__WHAT THIS TASK INVOLVES__: The entries below need to be written out exactly, with no pictures included.

(Saved data entries)

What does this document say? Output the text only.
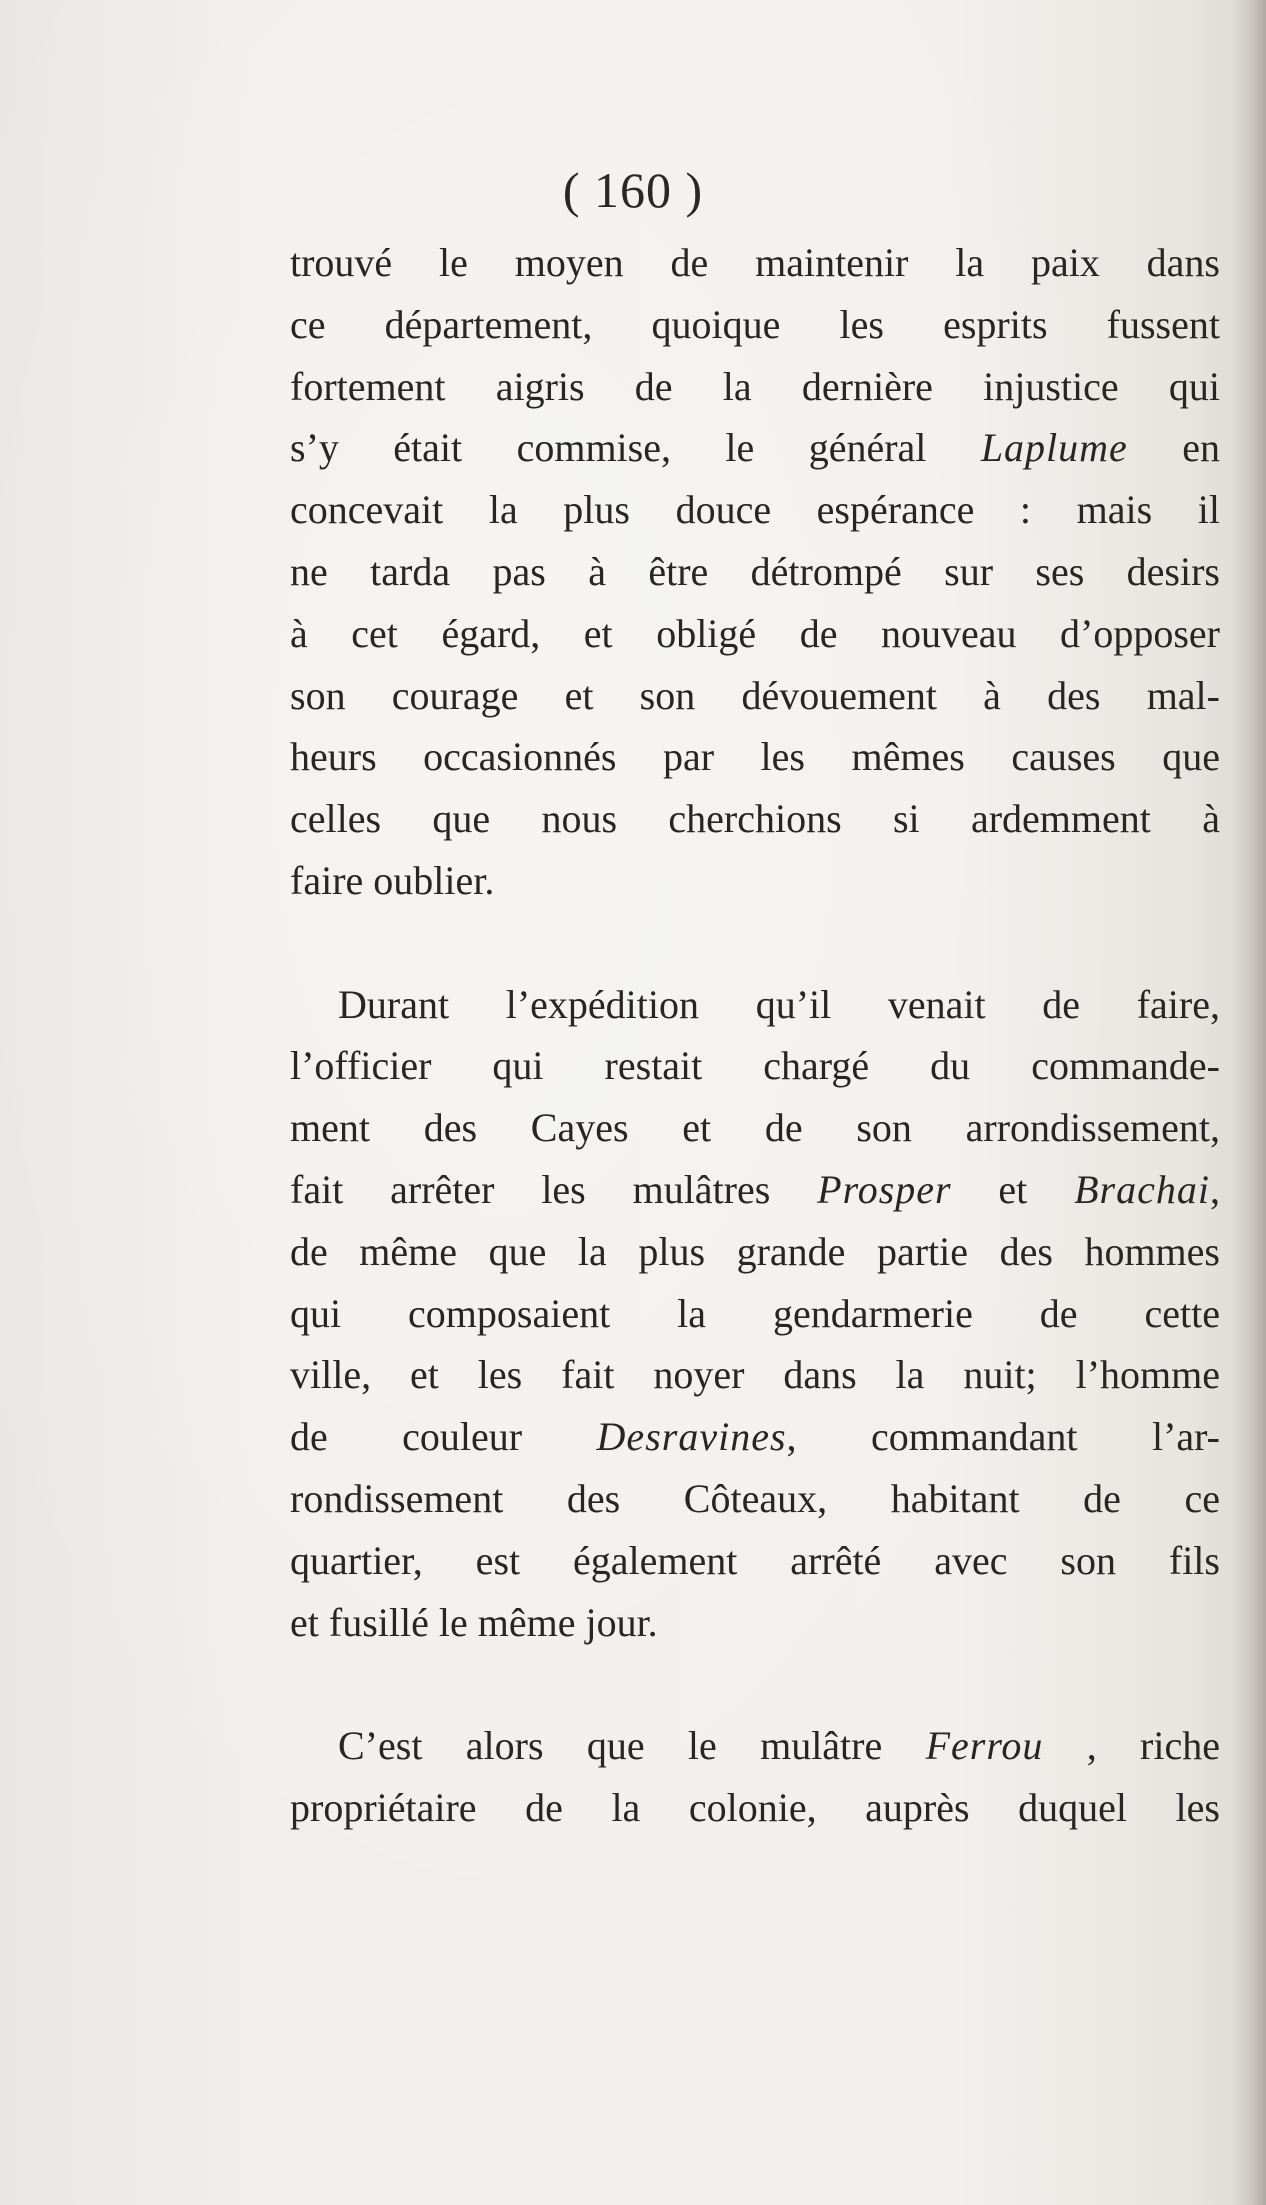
( 160 )
trouvé le moyen de maintenir la paix dans
ce département, quoique les esprits fussent
fortement aigris de la dernière injustice qui
s’y était commise, le général Laplume en
concevait la plus douce espérance : mais il
ne tarda pas à être détrompé sur ses desirs
à cet égard, et obligé de nouveau d’opposer
son courage et son dévouement à des mal-
heurs occasionnés par les mêmes causes que
celles que nous cherchions si ardemment à
faire oublier.
Durant l’expédition qu’il venait de faire,
l’officier qui restait chargé du commande-
ment des Cayes et de son arrondissement,
fait arrêter les mulâtres Prosper et Brachai,
de même que la plus grande partie des hommes
qui composaient la gendarmerie de cette
ville, et les fait noyer dans la nuit; l’homme
de couleur Desravines, commandant l’ar-
rondissement des Côteaux, habitant de ce
quartier, est également arrêté avec son fils
et fusillé le même jour.
C’est alors que le mulâtre Ferrou , riche
propriétaire de la colonie, auprès duquel les
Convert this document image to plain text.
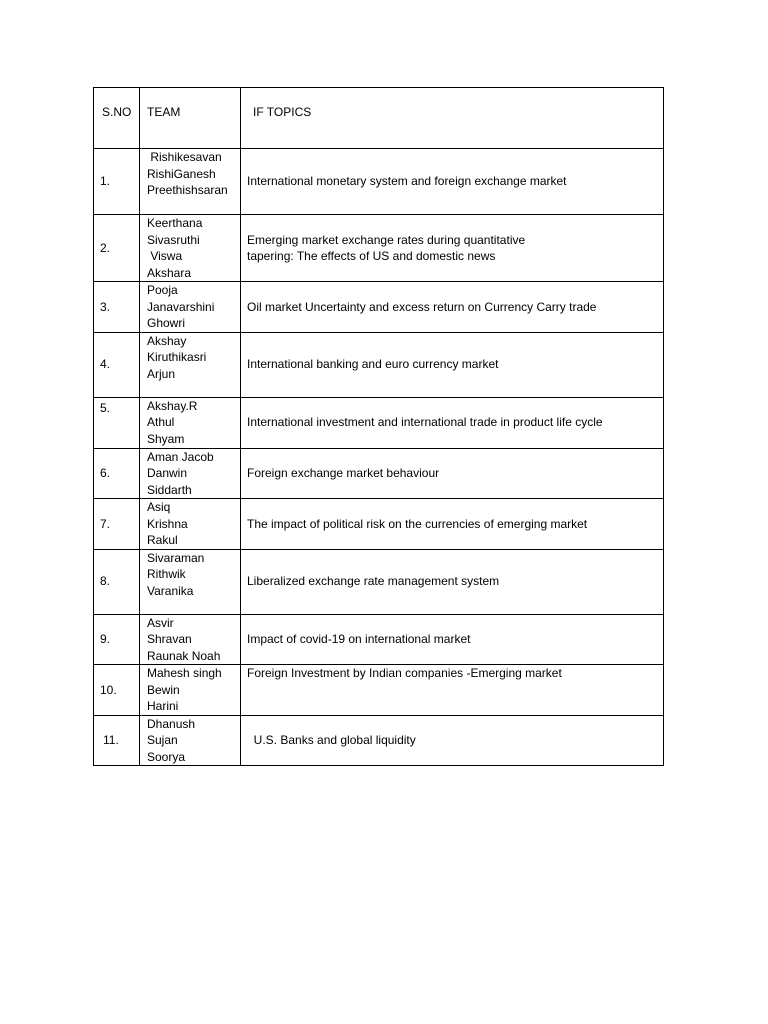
S.NO	TEAM	IF TOPICS
1.	Rishikesavan
RishiGanesh
Preethishsaran	International monetary system and foreign exchange market
2.	Keerthana
Sivasruthi
Viswa
Akshara	Emerging market exchange rates during quantitative
tapering: The effects of US and domestic news

3.	Pooja
Janavarshini
Ghowri	Oil market Uncertainty and excess return on Currency Carry trade
4.	Akshay
Kiruthikasri
Arjun	International banking and euro currency market
5.	Akshay.R
Athul
Shyam	International investment and international trade in product life cycle
6.	Aman Jacob
Danwin
Siddarth	Foreign exchange market behaviour
7.	Asiq
Krishna
Rakul	The impact of political risk on the currencies of emerging market
8.	Sivaraman
Rithwik
Varanika	Liberalized exchange rate management system
9.	Asvir
Shravan
Raunak Noah	Impact of covid-19 on international market
10.	Mahesh singh
Bewin
Harini	Foreign Investment by Indian companies -Emerging market
11.	Dhanush
Sujan
Soorya	U.S. Banks and global liquidity
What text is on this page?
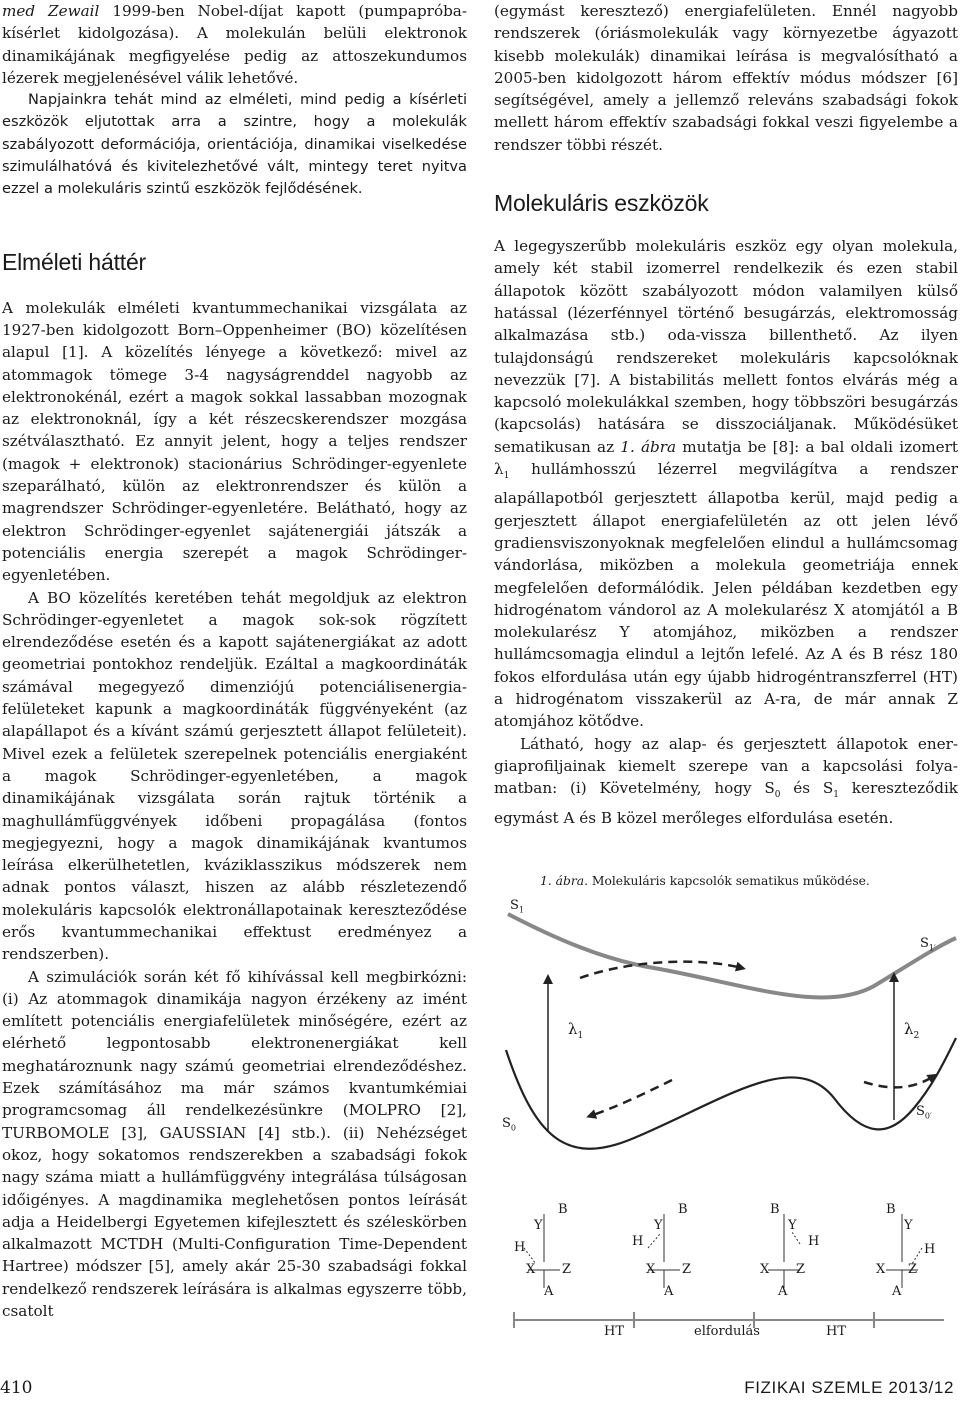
med Zewail 1999-ben Nobel-díjat kapott (pumpapróba-kísérlet kidolgozása). A molekulán belüli elektronok dinamikájának megfigyelése pedig az attoszekundumos lézerek megjelenésével válik lehetővé.

Napjainkra tehát mind az elméleti, mind pedig a kísérleti eszközök eljutottak arra a szintre, hogy a molekulák szabályozott deformációja, orientációja, dinamikai viselkedése szimulálhatóvá és kivitelezhetővé vált, mintegy teret nyitva ezzel a molekuláris szintű eszközök fejlődésének.

Elméleti háttér

A molekulák elméleti kvantummechanikai vizsgálata az 1927-ben kidolgozott Born–Oppenheimer (BO) közelítésen alapul [1]. A közelítés lényege a következő: mivel az atommagok tömege 3-4 nagyságrenddel nagyobb az elektronokénál, ezért a magok sokkal lassabban mozognak az elektronoknál, így a két részecskerendszer mozgása szétválasztható. Ez annyit jelent, hogy a teljes rendszer (magok + elektronok) stacionárius Schrödinger-egyenlete szeparálható, külön az elektronrendszer és külön a magrendszer Schrödinger-egyenletére. Belátható, hogy az elektron Schrödinger-egyenlet sajátenergiái játszák a potenciális energia szerepét a magok Schrödinger-egyenletében.

A BO közelítés keretében tehát megoldjuk az elektron Schrödinger-egyenletet a magok sok-sok rögzített elrendeződése esetén és a kapott sajátenergiákat az adott geometriai pontokhoz rendeljük. Ezáltal a magkoordináták számával megegyező dimenziójú potenciálisenergia-felületeket kapunk a magkoordináták függvényeként (az alapállapot és a kívánt számú gerjesztett állapot felületeit). Mivel ezek a felületek szerepelnek potenciális energiaként a magok Schrödinger-egyenletében, a magok dinamikájának vizsgálata során rajtuk történik a maghullámfüggvények időbeni propagálása (fontos megjegyezni, hogy a magok dinamikájának kvantumos leírása elkerülhetetlen, kváziklasszikus módszerek nem adnak pontos választ, hiszen az alább részletezendő molekuláris kapcsolók elektronállapotainak kereszteződése erős kvantummechanikai effektust eredményez a rendszerben).

A szimulációk során két fő kihívással kell megbirkózni: (i) Az atommagok dinamikája nagyon érzékeny az imént említett potenciális energiafelületek minőségére, ezért az elérhető legpontosabb elektronenergiákat kell meghatároznunk nagy számú geometriai elrendeződéshez. Ezek számításához ma már számos kvantumkémiai programcsomag áll rendelkezésünkre (MOLPRO [2], TURBOMOLE [3], GAUSSIAN [4] stb.). (ii) Nehézséget okoz, hogy sokatomos rendszerekben a szabadsági fokok nagy száma miatt a hullámfüggvény integrálása túlságosan időigényes. A magdinamika meglehetősen pontos leírását adja a Heidelbergi Egyetemen kifejlesztett és széleskörben alkalmazott MCTDH (Multi-Configuration Time-Dependent Hartree) módszer [5], amely akár 25-30 szabadsági fokkal rendelkező rendszerek leírására is alkalmas egyszerre több, csatolt

(egymást keresztező) energiafelületen. Ennél nagyobb rendszerek (óriásmolekulák vagy környezetbe ágyazott kisebb molekulák) dinamikai leírása is megvalósítható a 2005-ben kidolgozott három effektív módus módszer [6] segítségével, amely a jellemző releváns szabadsági fokok mellett három effektív szabadsági fokkal veszi figyelembe a rendszer többi részét.

Molekuláris eszközök

A legegyszerűbb molekuláris eszköz egy olyan molekula, amely két stabil izomerrel rendelkezik és ezen stabil állapotok között szabályozott módon valamilyen külső hatással (lézerfénnyel történő besugárzás, elektromosság alkalmazása stb.) oda-vissza billenthető. Az ilyen tulajdonságú rendszereket molekuláris kapcsolóknak nevezzük [7]. A bistabilitás mellett fontos elvárás még a kapcsoló molekulákkal szemben, hogy többszöri besugárzás (kapcsolás) hatására se disszociáljanak. Működésüket sematikusan az 1. ábra mutatja be [8]: a bal oldali izomert $\lambda_1$ hullámhosszú lézerrel megvilágítva a rendszer alapállapotból gerjesztett állapotba kerül, majd pedig a gerjesztett állapot energiafelületén az ott jelen lévő gradiensviszonyoknak megfelelően elindul a hullámcsomag vándorlása, miközben a molekula geometriája ennek megfelelően deformálódik. Jelen példában kezdetben egy hidrogénatom vándorol az A molekularész X atomjától a B molekularész Y atomjához, miközben a rendszer hullámcsomagja elindul a lejtőn lefelé. Az A és B rész 180 fokos elfordulása után egy újabb hidrogéntranszferrel (HT) a hidrogénatom visszakerül az A-ra, de már annak Z atomjához kötődve.

Látható, hogy az alap- és gerjesztett állapotok energiaprofiljainak kiemelt szerepe van a kapcsolási folyamatban: (i) Követelmény, hogy $S_0$ és $S_1$ kereszteződik egymást A és B közel merőleges elfordulása esetén.

1. ábra. Molekuláris kapcsolók sematikus működése.
$S_1$
$S_{1'}$
$S_0$
$S_{0'}$
$\lambda_1$	$\lambda_2$
B
Y
H
X Z
A
B
Y
H
X Z
A
B
Y
H
X Z
A
B
Y
H
X Z
A
HT	elfordulás	HT
410	FIZIKAI SZEMLE 2013/12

__SOLUTION__:
What does this document say? Output the text only.
( 160 )
trouvé le moyen de maintenir la paix dans
ce département, quoique les esprits fussent
fortement aigris de la dernière injustice qui
s’y était commise, le général Laplume en
concevait la plus douce espérance : mais il
ne tarda pas à être détrompé sur ses desirs
à cet égard, et obligé de nouveau d’opposer
son courage et son dévouement à des mal-
heurs occasionnés par les mêmes causes que
celles que nous cherchions si ardemment à
faire oublier.
Durant l’expédition qu’il venait de faire,
l’officier qui restait chargé du commande-
ment des Cayes et de son arrondissement,
fait arrêter les mulâtres Prosper et Brachai,
de même que la plus grande partie des hommes
qui composaient la gendarmerie de cette
ville, et les fait noyer dans la nuit; l’homme
de couleur Desravines, commandant l’ar-
rondissement des Côteaux, habitant de ce
quartier, est également arrêté avec son fils
et fusillé le même jour.
C’est alors que le mulâtre Ferrou , riche
propriétaire de la colonie, auprès duquel les
Convert this document image to plain text.
S.NO	TEAM	IF TOPICS
1.	Rishikesavan
RishiGanesh
Preethishsaran	International monetary system and foreign exchange market
2.	Keerthana
Sivasruthi
Viswa
Akshara	Emerging market exchange rates during quantitative
tapering: The effects of US and domestic news

3.	Pooja
Janavarshini
Ghowri	Oil market Uncertainty and excess return on Currency Carry trade
4.	Akshay
Kiruthikasri
Arjun	International banking and euro currency market
5.	Akshay.R
Athul
Shyam	International investment and international trade in product life cycle
6.	Aman Jacob
Danwin
Siddarth	Foreign exchange market behaviour
7.	Asiq
Krishna
Rakul	The impact of political risk on the currencies of emerging market
8.	Sivaraman
Rithwik
Varanika	Liberalized exchange rate management system
9.	Asvir
Shravan
Raunak Noah	Impact of covid-19 on international market
10.	Mahesh singh
Bewin
Harini	Foreign Investment by Indian companies -Emerging market
11.	Dhanush
Sujan
Soorya	U.S. Banks and global liquidity
What text is on this page?
med Zewail 1999-ben Nobel-díjat kapott (pumpapróba-kísérlet kidolgozása). A molekulán belüli elektronok dinamikájának megfigyelése pedig az attoszekundumos lézerek megjelenésével válik lehetővé.

Napjainkra tehát mind az elméleti, mind pedig a kísérleti eszközök eljutottak arra a szintre, hogy a molekulák szabályozott deformációja, orientációja, dinamikai viselkedése szimulálhatóvá és kivitelezhetővé vált, mintegy teret nyitva ezzel a molekuláris szintű eszközök fejlődésének.

Elméleti háttér

A molekulák elméleti kvantummechanikai vizsgálata az 1927-ben kidolgozott Born–Oppenheimer (BO) közelítésen alapul [1]. A közelítés lényege a következő: mivel az atommagok tömege 3-4 nagyságrenddel nagyobb az elektronokénál, ezért a magok sokkal lassabban mozognak az elektronoknál, így a két részecskerendszer mozgása szétválasztható. Ez annyit jelent, hogy a teljes rendszer (magok + elektronok) stacionárius Schrödinger-egyenlete szeparálható, külön az elektronrendszer és külön a magrendszer Schrödinger-egyenletére. Belátható, hogy az elektron Schrödinger-egyenlet sajátenergiái játszák a potenciális energia szerepét a magok Schrödinger-egyenletében.

A BO közelítés keretében tehát megoldjuk az elektron Schrödinger-egyenletet a magok sok-sok rögzített elrendeződése esetén és a kapott sajátenergiákat az adott geometriai pontokhoz rendeljük. Ezáltal a magkoordináták számával megegyező dimenziójú potenciálisenergia-felületeket kapunk a magkoordináták függvényeként (az alapállapot és a kívánt számú gerjesztett állapot felületeit). Mivel ezek a felületek szerepelnek potenciális energiaként a magok Schrödinger-egyenletében, a magok dinamikájának vizsgálata során rajtuk történik a maghullámfüggvények időbeni propagálása (fontos megjegyezni, hogy a magok dinamikájának kvantumos leírása elkerülhetetlen, kváziklasszikus módszerek nem adnak pontos választ, hiszen az alább részletezendő molekuláris kapcsolók elektronállapotainak kereszteződése erős kvantummechanikai effektust eredményez a rendszerben).

A szimulációk során két fő kihívással kell megbirkózni: (i) Az atommagok dinamikája nagyon érzékeny az imént említett potenciális energiafelületek minőségére, ezért az elérhető legpontosabb elektronenergiákat kell meghatároznunk nagy számú geometriai elrendeződéshez. Ezek számításához ma már számos kvantumkémiai programcsomag áll rendelkezésünkre (MOLPRO [2], TURBOMOLE [3], GAUSSIAN [4] stb.). (ii) Nehézséget okoz, hogy sokatomos rendszerekben a szabadsági fokok nagy száma miatt a hullámfüggvény integrálása túlságosan időigényes. A magdinamika meglehetősen pontos leírását adja a Heidelbergi Egyetemen kifejlesztett és széleskörben alkalmazott MCTDH (Multi-Configuration Time-Dependent Hartree) módszer [5], amely akár 25-30 szabadsági fokkal rendelkező rendszerek leírására is alkalmas egyszerre több, csatolt

(egymást keresztező) energiafelületen. Ennél nagyobb rendszerek (óriásmolekulák vagy környezetbe ágyazott kisebb molekulák) dinamikai leírása is megvalósítható a 2005-ben kidolgozott három effektív módus módszer [6] segítségével, amely a jellemző releváns szabadsági fokok mellett három effektív szabadsági fokkal veszi figyelembe a rendszer többi részét.

Molekuláris eszközök

A legegyszerűbb molekuláris eszköz egy olyan molekula, amely két stabil izomerrel rendelkezik és ezen stabil állapotok között szabályozott módon valamilyen külső hatással (lézerfénnyel történő besugárzás, elektromosság alkalmazása stb.) oda-vissza billenthető. Az ilyen tulajdonságú rendszereket molekuláris kapcsolóknak nevezzük [7]. A bistabilitás mellett fontos elvárás még a kapcsoló molekulákkal szemben, hogy többszöri besugárzás (kapcsolás) hatására se disszociáljanak. Működésüket sematikusan az 1. ábra mutatja be [8]: a bal oldali izomert $\lambda_1$ hullámhosszú lézerrel megvilágítva a rendszer alapállapotból gerjesztett állapotba kerül, majd pedig a gerjesztett állapot energiafelületén az ott jelen lévő gradiensviszonyoknak megfelelően elindul a hullámcsomag vándorlása, miközben a molekula geometriája ennek megfelelően deformálódik. Jelen példában kezdetben egy hidrogénatom vándorol az A molekularész X atomjától a B molekularész Y atomjához, miközben a rendszer hullámcsomagja elindul a lejtőn lefelé. Az A és B rész 180 fokos elfordulása után egy újabb hidrogéntranszferrel (HT) a hidrogénatom visszakerül az A-ra, de már annak Z atomjához kötődve.

Látható, hogy az alap- és gerjesztett állapotok energiaprofiljainak kiemelt szerepe van a kapcsolási folyamatban: (i) Követelmény, hogy $S_0$ és $S_1$ kereszteződik egymást A és B közel merőleges elfordulása esetén.

1. ábra. Molekuláris kapcsolók sematikus működése.
$S_1$
$S_{1'}$
$S_0$
$S_{0'}$
$\lambda_1$	$\lambda_2$
B
Y
H
X Z
A
B
Y
H
X Z
A
B
Y
H
X Z
A
B
Y
H
X Z
A
HT	elfordulás	HT
410	FIZIKAI SZEMLE 2013/12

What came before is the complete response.